## Your objective
Return each entry exactly, omitting nothing.

## Records provided
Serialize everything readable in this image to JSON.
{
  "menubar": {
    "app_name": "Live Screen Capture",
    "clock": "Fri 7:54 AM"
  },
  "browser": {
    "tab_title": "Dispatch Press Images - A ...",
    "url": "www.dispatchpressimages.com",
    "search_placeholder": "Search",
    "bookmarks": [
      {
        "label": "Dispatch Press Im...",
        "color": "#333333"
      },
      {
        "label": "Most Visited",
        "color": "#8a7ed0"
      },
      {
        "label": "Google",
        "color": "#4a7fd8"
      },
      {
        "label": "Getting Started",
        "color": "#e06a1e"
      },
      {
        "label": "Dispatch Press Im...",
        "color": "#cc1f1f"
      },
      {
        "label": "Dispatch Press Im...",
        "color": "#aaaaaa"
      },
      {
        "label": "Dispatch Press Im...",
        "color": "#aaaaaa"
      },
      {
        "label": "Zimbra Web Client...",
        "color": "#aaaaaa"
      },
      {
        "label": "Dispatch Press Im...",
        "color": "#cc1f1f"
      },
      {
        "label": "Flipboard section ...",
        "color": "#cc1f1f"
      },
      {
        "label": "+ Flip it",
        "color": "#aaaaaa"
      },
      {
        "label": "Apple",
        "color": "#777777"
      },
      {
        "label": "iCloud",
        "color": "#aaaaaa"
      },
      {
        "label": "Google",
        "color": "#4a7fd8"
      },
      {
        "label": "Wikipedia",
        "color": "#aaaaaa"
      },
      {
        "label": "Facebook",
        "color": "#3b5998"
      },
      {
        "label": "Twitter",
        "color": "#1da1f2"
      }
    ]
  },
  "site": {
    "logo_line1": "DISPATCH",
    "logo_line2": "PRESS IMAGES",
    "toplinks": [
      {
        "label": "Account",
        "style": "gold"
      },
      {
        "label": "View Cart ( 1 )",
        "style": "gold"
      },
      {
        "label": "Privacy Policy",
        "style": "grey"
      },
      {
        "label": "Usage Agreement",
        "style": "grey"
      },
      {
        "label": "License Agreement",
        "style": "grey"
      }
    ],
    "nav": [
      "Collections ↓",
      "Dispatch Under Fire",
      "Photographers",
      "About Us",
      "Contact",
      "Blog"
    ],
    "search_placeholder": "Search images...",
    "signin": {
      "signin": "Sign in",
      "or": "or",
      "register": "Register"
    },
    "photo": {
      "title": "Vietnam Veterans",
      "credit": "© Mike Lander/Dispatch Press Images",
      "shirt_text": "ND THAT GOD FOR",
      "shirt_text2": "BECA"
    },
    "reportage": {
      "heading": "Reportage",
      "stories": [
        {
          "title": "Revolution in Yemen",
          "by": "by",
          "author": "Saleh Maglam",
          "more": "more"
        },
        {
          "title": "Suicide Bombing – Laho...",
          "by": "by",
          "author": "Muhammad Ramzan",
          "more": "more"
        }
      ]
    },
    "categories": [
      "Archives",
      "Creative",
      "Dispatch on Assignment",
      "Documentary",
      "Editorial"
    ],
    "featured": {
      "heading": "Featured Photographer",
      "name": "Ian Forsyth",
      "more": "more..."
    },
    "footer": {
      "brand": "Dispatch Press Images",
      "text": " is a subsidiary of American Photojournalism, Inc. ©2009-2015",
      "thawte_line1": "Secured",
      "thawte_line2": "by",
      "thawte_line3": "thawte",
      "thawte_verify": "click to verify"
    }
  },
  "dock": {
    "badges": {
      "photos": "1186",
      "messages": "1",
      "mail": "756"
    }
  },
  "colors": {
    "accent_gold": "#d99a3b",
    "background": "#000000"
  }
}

## Response
Serialize everything readable in this image to JSON.
{
  "menubar": {
    "app_name": "Live Screen Capture",
    "clock": "Fri 7:54 AM"
  },
  "browser": {
    "tab_title": "Dispatch Press Images - A ...",
    "url": "www.dispatchpressimages.com",
    "search_placeholder": "Search",
    "bookmarks": [
      {
        "label": "Dispatch Press Im...",
        "color": "#333333"
      },
      {
        "label": "Most Visited",
        "color": "#8a7ed0"
      },
      {
        "label": "Google",
        "color": "#4a7fd8"
      },
      {
        "label": "Getting Started",
        "color": "#e06a1e"
      },
      {
        "label": "Dispatch Press Im...",
        "color": "#cc1f1f"
      },
      {
        "label": "Dispatch Press Im...",
        "color": "#aaaaaa"
      },
      {
        "label": "Dispatch Press Im...",
        "color": "#aaaaaa"
      },
      {
        "label": "Zimbra Web Client...",
        "color": "#aaaaaa"
      },
      {
        "label": "Dispatch Press Im...",
        "color": "#cc1f1f"
      },
      {
        "label": "Flipboard section ...",
        "color": "#cc1f1f"
      },
      {
        "label": "+ Flip it",
        "color": "#aaaaaa"
      },
      {
        "label": "Apple",
        "color": "#777777"
      },
      {
        "label": "iCloud",
        "color": "#aaaaaa"
      },
      {
        "label": "Google",
        "color": "#4a7fd8"
      },
      {
        "label": "Wikipedia",
        "color": "#aaaaaa"
      },
      {
        "label": "Facebook",
        "color": "#3b5998"
      },
      {
        "label": "Twitter",
        "color": "#1da1f2"
      }
    ]
  },
  "site": {
    "logo_line1": "DISPATCH",
    "logo_line2": "PRESS IMAGES",
    "toplinks": [
      {
        "label": "Account",
        "style": "gold"
      },
      {
        "label": "View Cart ( 1 )",
        "style": "gold"
      },
      {
        "label": "Privacy Policy",
        "style": "grey"
      },
      {
        "label": "Usage Agreement",
        "style": "grey"
      },
      {
        "label": "License Agreement",
        "style": "grey"
      }
    ],
    "nav": [
      "Collections ↓",
      "Dispatch Under Fire",
      "Photographers",
      "About Us",
      "Contact",
      "Blog"
    ],
    "search_placeholder": "Search images...",
    "signin": {
      "signin": "Sign in",
      "or": "or",
      "register": "Register"
    },
    "photo": {
      "title": "Vietnam Veterans",
      "credit": "© Mike Lander/Dispatch Press Images",
      "shirt_text": "ND THAT GOD FOR",
      "shirt_text2": "BECA"
    },
    "reportage": {
      "heading": "Reportage",
      "stories": [
        {
          "title": "Revolution in Yemen",
          "by": "by",
          "author": "Saleh Maglam",
          "more": "more"
        },
        {
          "title": "Suicide Bombing – Laho...",
          "by": "by",
          "author": "Muhammad Ramzan",
          "more": "more"
        }
      ]
    },
    "categories": [
      "Archives",
      "Creative",
      "Dispatch on Assignment",
      "Documentary",
      "Editorial"
    ],
    "featured": {
      "heading": "Featured Photographer",
      "name": "Ian Forsyth",
      "more": "more..."
    },
    "footer": {
      "brand": "Dispatch Press Images",
      "text": " is a subsidiary of American Photojournalism, Inc. ©2009-2015",
      "thawte_line1": "Secured",
      "thawte_line2": "by",
      "thawte_line3": "thawte",
      "thawte_verify": "click to verify"
    }
  },
  "dock": {
    "badges": {
      "photos": "1186",
      "messages": "1",
      "mail": "756"
    }
  },
  "colors": {
    "accent_gold": "#d99a3b",
    "background": "#000000"
  }
}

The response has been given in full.